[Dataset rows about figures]
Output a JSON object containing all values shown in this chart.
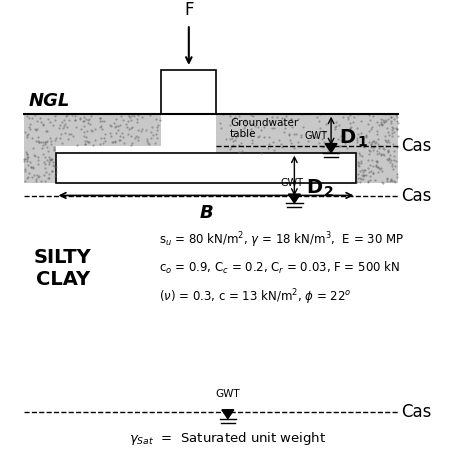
{
  "title": "",
  "bg_color": "#ffffff",
  "fig_size": [
    4.74,
    4.74
  ],
  "dpi": 100,
  "ngl_label": "NGL",
  "silty_clay_label": "SILTY\nCLAY",
  "f_label": "F",
  "b_label": "B",
  "gw_table_label": "Groundwater\ntable",
  "gwt_label": "GWT",
  "case_label": "Cas",
  "soil_color": "#c8c8c8",
  "soil_dot_color": "#555555",
  "line_color": "#000000",
  "text_color": "#000000"
}
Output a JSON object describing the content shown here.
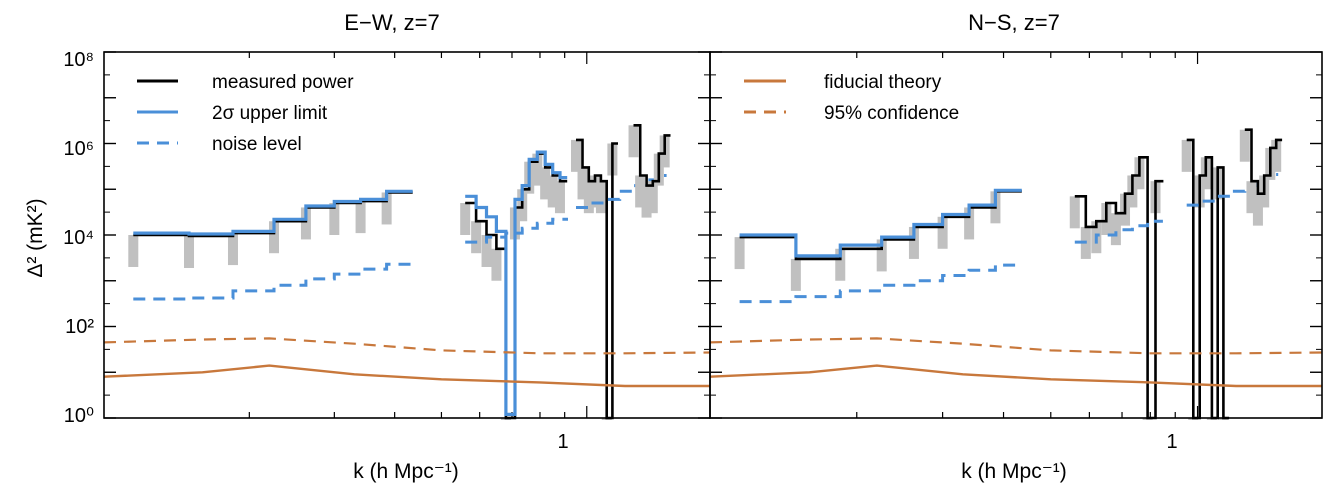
{
  "chart_data": [
    {
      "type": "line",
      "title": "E−W, z=7",
      "xlabel": "k (h Mpc⁻¹)",
      "ylabel": "Δ² (mK²)",
      "xscale": "log",
      "yscale": "log",
      "xlim": [
        0.1,
        1.8
      ],
      "ylim": [
        1,
        100000000
      ],
      "x_tick_labels": [
        "1"
      ],
      "y_tick_labels": [
        "10⁰",
        "10²",
        "10⁴",
        "10⁶",
        "10⁸"
      ],
      "legend": [
        "measured power",
        "2σ upper limit",
        "noise level"
      ],
      "colors": {
        "measured": "#000000",
        "upper": "#4a8fd8",
        "noise": "#4a8fd8",
        "theory": "#c8783c",
        "band": "#c0c0c0"
      },
      "series": [
        {
          "name": "measured power",
          "x": [
            0.115,
            0.15,
            0.185,
            0.225,
            0.262,
            0.3,
            0.34,
            0.385
          ],
          "values": [
            10000,
            9500,
            11000,
            20000,
            40000,
            50000,
            55000,
            85000
          ]
        },
        {
          "name": "2σ upper limit",
          "x": [
            0.115,
            0.15,
            0.185,
            0.225,
            0.262,
            0.3,
            0.34,
            0.385
          ],
          "values": [
            11000,
            10500,
            12000,
            22000,
            43000,
            54000,
            60000,
            90000
          ]
        },
        {
          "name": "noise level",
          "x": [
            0.115,
            0.15,
            0.185,
            0.225,
            0.262,
            0.3,
            0.34,
            0.385
          ],
          "values": [
            400,
            420,
            600,
            800,
            1100,
            1400,
            1800,
            2300
          ]
        },
        {
          "name": "measured power",
          "x": [
            0.56,
            0.59,
            0.62,
            0.65,
            0.68,
            0.71,
            0.735,
            0.76,
            0.79,
            0.82,
            0.85,
            0.88
          ],
          "values": [
            50000,
            20000,
            10000,
            5000,
            1,
            40000,
            100000,
            400000,
            600000,
            300000,
            200000,
            150000
          ]
        },
        {
          "name": "2σ upper limit",
          "x": [
            0.56,
            0.59,
            0.62,
            0.65,
            0.68,
            0.71,
            0.735,
            0.76,
            0.79,
            0.82,
            0.85,
            0.88
          ],
          "values": [
            70000,
            40000,
            25000,
            12000,
            1.2,
            60000,
            120000,
            450000,
            650000,
            350000,
            230000,
            180000
          ]
        },
        {
          "name": "noise level",
          "x": [
            0.56,
            0.62,
            0.68,
            0.735,
            0.79,
            0.85
          ],
          "values": [
            7000,
            9000,
            11000,
            14000,
            18000,
            22000
          ]
        },
        {
          "name": "measured power",
          "x": [
            0.95,
            0.98,
            1.01,
            1.04,
            1.07,
            1.1,
            1.13
          ],
          "values": [
            1200000,
            300000,
            150000,
            200000,
            150000,
            1,
            1000000
          ]
        },
        {
          "name": "noise level",
          "x": [
            0.95,
            1.02,
            1.1,
            1.17,
            1.25,
            1.32,
            1.39
          ],
          "values": [
            40000,
            50000,
            60000,
            90000,
            120000,
            160000,
            200000
          ]
        },
        {
          "name": "measured power",
          "x": [
            1.25,
            1.29,
            1.33,
            1.37,
            1.41,
            1.45
          ],
          "values": [
            2500000,
            200000,
            120000,
            150000,
            600000,
            1500000
          ]
        },
        {
          "name": "fiducial theory",
          "x": [
            0.1,
            0.16,
            0.22,
            0.33,
            0.5,
            0.8,
            1.2,
            1.8
          ],
          "values": [
            8,
            10,
            14,
            9,
            7,
            6,
            5,
            5
          ]
        },
        {
          "name": "95% confidence",
          "x": [
            0.1,
            0.16,
            0.22,
            0.33,
            0.5,
            0.8,
            1.2,
            1.8
          ],
          "values": [
            45,
            52,
            55,
            42,
            30,
            26,
            26,
            27
          ]
        }
      ]
    },
    {
      "type": "line",
      "title": "N−S, z=7",
      "xlabel": "k (h Mpc⁻¹)",
      "ylabel": "",
      "xscale": "log",
      "yscale": "log",
      "xlim": [
        0.1,
        1.8
      ],
      "ylim": [
        1,
        100000000
      ],
      "x_tick_labels": [
        "1"
      ],
      "legend": [
        "fiducial theory",
        "95% confidence"
      ],
      "series": [
        {
          "name": "measured power",
          "x": [
            0.115,
            0.15,
            0.185,
            0.225,
            0.262,
            0.3,
            0.34,
            0.385
          ],
          "values": [
            9000,
            3000,
            5000,
            8000,
            15000,
            25000,
            40000,
            90000
          ]
        },
        {
          "name": "2σ upper limit",
          "x": [
            0.115,
            0.15,
            0.185,
            0.225,
            0.262,
            0.3,
            0.34,
            0.385
          ],
          "values": [
            10000,
            3500,
            6000,
            9000,
            17000,
            28000,
            45000,
            95000
          ]
        },
        {
          "name": "noise level",
          "x": [
            0.115,
            0.15,
            0.185,
            0.225,
            0.262,
            0.3,
            0.34,
            0.385
          ],
          "values": [
            350,
            450,
            600,
            800,
            1000,
            1300,
            1700,
            2200
          ]
        },
        {
          "name": "measured power",
          "x": [
            0.56,
            0.59,
            0.62,
            0.65,
            0.68,
            0.71,
            0.735,
            0.76,
            0.79,
            0.82
          ],
          "values": [
            70000,
            15000,
            20000,
            50000,
            30000,
            80000,
            200000,
            500000,
            1,
            150000
          ]
        },
        {
          "name": "noise level",
          "x": [
            0.56,
            0.62,
            0.68,
            0.735,
            0.79
          ],
          "values": [
            7000,
            10000,
            13000,
            16000,
            20000
          ]
        },
        {
          "name": "measured power",
          "x": [
            0.95,
            0.98,
            1.01,
            1.04,
            1.07,
            1.1,
            1.13
          ],
          "values": [
            1200000,
            1,
            200000,
            500000,
            1,
            300000,
            1
          ]
        },
        {
          "name": "noise level",
          "x": [
            0.95,
            1.02,
            1.1,
            1.17,
            1.25,
            1.32,
            1.39
          ],
          "values": [
            45000,
            55000,
            70000,
            90000,
            120000,
            160000,
            210000
          ]
        },
        {
          "name": "measured power",
          "x": [
            1.25,
            1.29,
            1.33,
            1.37,
            1.41,
            1.45
          ],
          "values": [
            2000000,
            150000,
            80000,
            200000,
            800000,
            1200000
          ]
        },
        {
          "name": "fiducial theory",
          "x": [
            0.1,
            0.16,
            0.22,
            0.33,
            0.5,
            0.8,
            1.2,
            1.8
          ],
          "values": [
            8,
            10,
            14,
            9,
            7,
            6,
            5,
            5
          ]
        },
        {
          "name": "95% confidence",
          "x": [
            0.1,
            0.16,
            0.22,
            0.33,
            0.5,
            0.8,
            1.2,
            1.8
          ],
          "values": [
            45,
            52,
            55,
            42,
            30,
            26,
            26,
            27
          ]
        }
      ]
    }
  ]
}
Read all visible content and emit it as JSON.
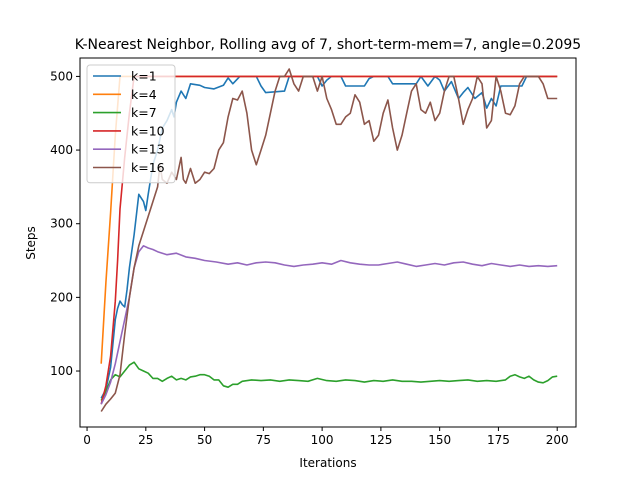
{
  "chart_data": {
    "type": "line",
    "title": "K-Nearest Neighbor, Rolling avg of 7, short-term-mem=7, angle=0.2095",
    "xlabel": "Iterations",
    "ylabel": "Steps",
    "xlim": [
      -3,
      208
    ],
    "ylim": [
      24,
      525
    ],
    "xticks": [
      0,
      25,
      50,
      75,
      100,
      125,
      150,
      175,
      200
    ],
    "yticks": [
      100,
      200,
      300,
      400,
      500
    ],
    "grid": false,
    "legend_position": "top-left",
    "series": [
      {
        "name": "k=1",
        "color": "#1f77b4",
        "points": [
          [
            6,
            63
          ],
          [
            8,
            75
          ],
          [
            10,
            105
          ],
          [
            12,
            170
          ],
          [
            13,
            185
          ],
          [
            14,
            195
          ],
          [
            15,
            190
          ],
          [
            16,
            187
          ],
          [
            17,
            210
          ],
          [
            18,
            240
          ],
          [
            20,
            285
          ],
          [
            22,
            340
          ],
          [
            24,
            330
          ],
          [
            25,
            318
          ],
          [
            26,
            340
          ],
          [
            28,
            380
          ],
          [
            30,
            400
          ],
          [
            32,
            430
          ],
          [
            34,
            440
          ],
          [
            36,
            455
          ],
          [
            37,
            445
          ],
          [
            38,
            465
          ],
          [
            40,
            480
          ],
          [
            42,
            470
          ],
          [
            44,
            490
          ],
          [
            48,
            488
          ],
          [
            50,
            485
          ],
          [
            54,
            483
          ],
          [
            58,
            488
          ],
          [
            60,
            498
          ],
          [
            62,
            490
          ],
          [
            65,
            500
          ],
          [
            72,
            500
          ],
          [
            74,
            487
          ],
          [
            76,
            478
          ],
          [
            84,
            480
          ],
          [
            86,
            500
          ],
          [
            98,
            500
          ],
          [
            100,
            487
          ],
          [
            102,
            495
          ],
          [
            104,
            500
          ],
          [
            108,
            500
          ],
          [
            110,
            487
          ],
          [
            118,
            487
          ],
          [
            120,
            497
          ],
          [
            122,
            500
          ],
          [
            128,
            500
          ],
          [
            130,
            490
          ],
          [
            140,
            490
          ],
          [
            142,
            500
          ],
          [
            145,
            487
          ],
          [
            148,
            500
          ],
          [
            150,
            495
          ],
          [
            152,
            480
          ],
          [
            155,
            493
          ],
          [
            158,
            470
          ],
          [
            160,
            478
          ],
          [
            162,
            485
          ],
          [
            165,
            470
          ],
          [
            168,
            478
          ],
          [
            170,
            457
          ],
          [
            172,
            470
          ],
          [
            174,
            460
          ],
          [
            176,
            487
          ],
          [
            185,
            487
          ],
          [
            187,
            500
          ],
          [
            200,
            500
          ]
        ]
      },
      {
        "name": "k=4",
        "color": "#ff7f0e",
        "points": [
          [
            6,
            110
          ],
          [
            8,
            220
          ],
          [
            10,
            315
          ],
          [
            12,
            420
          ],
          [
            14,
            500
          ],
          [
            200,
            500
          ]
        ]
      },
      {
        "name": "k=7",
        "color": "#2ca02c",
        "points": [
          [
            6,
            60
          ],
          [
            8,
            72
          ],
          [
            10,
            88
          ],
          [
            12,
            95
          ],
          [
            14,
            92
          ],
          [
            16,
            100
          ],
          [
            18,
            108
          ],
          [
            20,
            112
          ],
          [
            22,
            103
          ],
          [
            24,
            100
          ],
          [
            26,
            97
          ],
          [
            28,
            90
          ],
          [
            30,
            90
          ],
          [
            32,
            86
          ],
          [
            34,
            90
          ],
          [
            36,
            93
          ],
          [
            38,
            88
          ],
          [
            40,
            90
          ],
          [
            42,
            88
          ],
          [
            44,
            92
          ],
          [
            46,
            93
          ],
          [
            48,
            95
          ],
          [
            50,
            95
          ],
          [
            52,
            93
          ],
          [
            54,
            88
          ],
          [
            56,
            88
          ],
          [
            58,
            80
          ],
          [
            60,
            78
          ],
          [
            62,
            82
          ],
          [
            64,
            82
          ],
          [
            66,
            86
          ],
          [
            70,
            88
          ],
          [
            74,
            87
          ],
          [
            78,
            88
          ],
          [
            82,
            86
          ],
          [
            86,
            88
          ],
          [
            90,
            87
          ],
          [
            94,
            86
          ],
          [
            98,
            90
          ],
          [
            102,
            87
          ],
          [
            106,
            86
          ],
          [
            110,
            88
          ],
          [
            114,
            87
          ],
          [
            118,
            85
          ],
          [
            122,
            87
          ],
          [
            126,
            86
          ],
          [
            130,
            88
          ],
          [
            134,
            86
          ],
          [
            138,
            86
          ],
          [
            142,
            85
          ],
          [
            146,
            86
          ],
          [
            150,
            87
          ],
          [
            154,
            86
          ],
          [
            158,
            87
          ],
          [
            162,
            88
          ],
          [
            166,
            86
          ],
          [
            170,
            87
          ],
          [
            174,
            86
          ],
          [
            178,
            88
          ],
          [
            180,
            93
          ],
          [
            182,
            95
          ],
          [
            184,
            92
          ],
          [
            186,
            90
          ],
          [
            188,
            93
          ],
          [
            190,
            88
          ],
          [
            192,
            85
          ],
          [
            194,
            84
          ],
          [
            196,
            87
          ],
          [
            198,
            92
          ],
          [
            200,
            93
          ]
        ]
      },
      {
        "name": "k=10",
        "color": "#d62728",
        "points": [
          [
            6,
            55
          ],
          [
            8,
            80
          ],
          [
            10,
            120
          ],
          [
            12,
            195
          ],
          [
            13,
            250
          ],
          [
            14,
            320
          ],
          [
            16,
            390
          ],
          [
            18,
            450
          ],
          [
            20,
            500
          ],
          [
            200,
            500
          ]
        ]
      },
      {
        "name": "k=13",
        "color": "#9467bd",
        "points": [
          [
            6,
            55
          ],
          [
            8,
            68
          ],
          [
            10,
            85
          ],
          [
            12,
            110
          ],
          [
            14,
            140
          ],
          [
            16,
            170
          ],
          [
            18,
            200
          ],
          [
            20,
            240
          ],
          [
            22,
            262
          ],
          [
            24,
            270
          ],
          [
            26,
            267
          ],
          [
            28,
            265
          ],
          [
            30,
            262
          ],
          [
            32,
            260
          ],
          [
            34,
            258
          ],
          [
            38,
            260
          ],
          [
            42,
            255
          ],
          [
            46,
            253
          ],
          [
            50,
            250
          ],
          [
            55,
            248
          ],
          [
            60,
            245
          ],
          [
            64,
            247
          ],
          [
            68,
            244
          ],
          [
            72,
            247
          ],
          [
            76,
            248
          ],
          [
            80,
            247
          ],
          [
            84,
            244
          ],
          [
            88,
            242
          ],
          [
            92,
            244
          ],
          [
            96,
            245
          ],
          [
            100,
            247
          ],
          [
            104,
            245
          ],
          [
            108,
            250
          ],
          [
            112,
            247
          ],
          [
            116,
            245
          ],
          [
            120,
            244
          ],
          [
            124,
            244
          ],
          [
            128,
            246
          ],
          [
            132,
            248
          ],
          [
            136,
            245
          ],
          [
            140,
            242
          ],
          [
            144,
            244
          ],
          [
            148,
            246
          ],
          [
            152,
            244
          ],
          [
            156,
            247
          ],
          [
            160,
            248
          ],
          [
            164,
            245
          ],
          [
            168,
            243
          ],
          [
            172,
            246
          ],
          [
            176,
            244
          ],
          [
            180,
            242
          ],
          [
            184,
            244
          ],
          [
            188,
            242
          ],
          [
            192,
            243
          ],
          [
            196,
            242
          ],
          [
            200,
            243
          ]
        ]
      },
      {
        "name": "k=16",
        "color": "#8c564b",
        "points": [
          [
            6,
            45
          ],
          [
            8,
            55
          ],
          [
            10,
            62
          ],
          [
            12,
            70
          ],
          [
            14,
            95
          ],
          [
            16,
            150
          ],
          [
            18,
            200
          ],
          [
            20,
            240
          ],
          [
            22,
            270
          ],
          [
            24,
            290
          ],
          [
            26,
            310
          ],
          [
            28,
            330
          ],
          [
            30,
            350
          ],
          [
            31,
            380
          ],
          [
            32,
            360
          ],
          [
            34,
            355
          ],
          [
            36,
            370
          ],
          [
            38,
            360
          ],
          [
            40,
            390
          ],
          [
            41,
            360
          ],
          [
            42,
            355
          ],
          [
            44,
            375
          ],
          [
            46,
            355
          ],
          [
            48,
            360
          ],
          [
            50,
            370
          ],
          [
            52,
            368
          ],
          [
            54,
            375
          ],
          [
            56,
            400
          ],
          [
            58,
            410
          ],
          [
            60,
            445
          ],
          [
            62,
            470
          ],
          [
            64,
            468
          ],
          [
            66,
            480
          ],
          [
            68,
            450
          ],
          [
            70,
            400
          ],
          [
            72,
            380
          ],
          [
            74,
            400
          ],
          [
            76,
            420
          ],
          [
            78,
            450
          ],
          [
            80,
            480
          ],
          [
            82,
            500
          ],
          [
            84,
            500
          ],
          [
            86,
            510
          ],
          [
            88,
            490
          ],
          [
            90,
            480
          ],
          [
            92,
            500
          ],
          [
            96,
            500
          ],
          [
            98,
            480
          ],
          [
            100,
            500
          ],
          [
            102,
            470
          ],
          [
            104,
            455
          ],
          [
            106,
            435
          ],
          [
            108,
            435
          ],
          [
            110,
            445
          ],
          [
            112,
            450
          ],
          [
            114,
            475
          ],
          [
            116,
            465
          ],
          [
            118,
            435
          ],
          [
            120,
            440
          ],
          [
            122,
            412
          ],
          [
            124,
            420
          ],
          [
            126,
            450
          ],
          [
            128,
            468
          ],
          [
            130,
            430
          ],
          [
            132,
            400
          ],
          [
            134,
            420
          ],
          [
            136,
            450
          ],
          [
            138,
            480
          ],
          [
            140,
            490
          ],
          [
            142,
            455
          ],
          [
            144,
            450
          ],
          [
            146,
            465
          ],
          [
            148,
            440
          ],
          [
            150,
            450
          ],
          [
            152,
            480
          ],
          [
            154,
            500
          ],
          [
            156,
            500
          ],
          [
            158,
            470
          ],
          [
            160,
            435
          ],
          [
            162,
            455
          ],
          [
            164,
            470
          ],
          [
            166,
            500
          ],
          [
            168,
            490
          ],
          [
            170,
            430
          ],
          [
            172,
            440
          ],
          [
            174,
            500
          ],
          [
            176,
            480
          ],
          [
            178,
            450
          ],
          [
            180,
            448
          ],
          [
            182,
            460
          ],
          [
            184,
            490
          ],
          [
            186,
            500
          ],
          [
            188,
            500
          ],
          [
            190,
            500
          ],
          [
            192,
            500
          ],
          [
            194,
            490
          ],
          [
            196,
            470
          ],
          [
            198,
            470
          ],
          [
            200,
            470
          ]
        ]
      }
    ]
  }
}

Set exercise.
Count how many lines of the data include the word "content". Your reply should be that number alone.

Result of the exercise.
2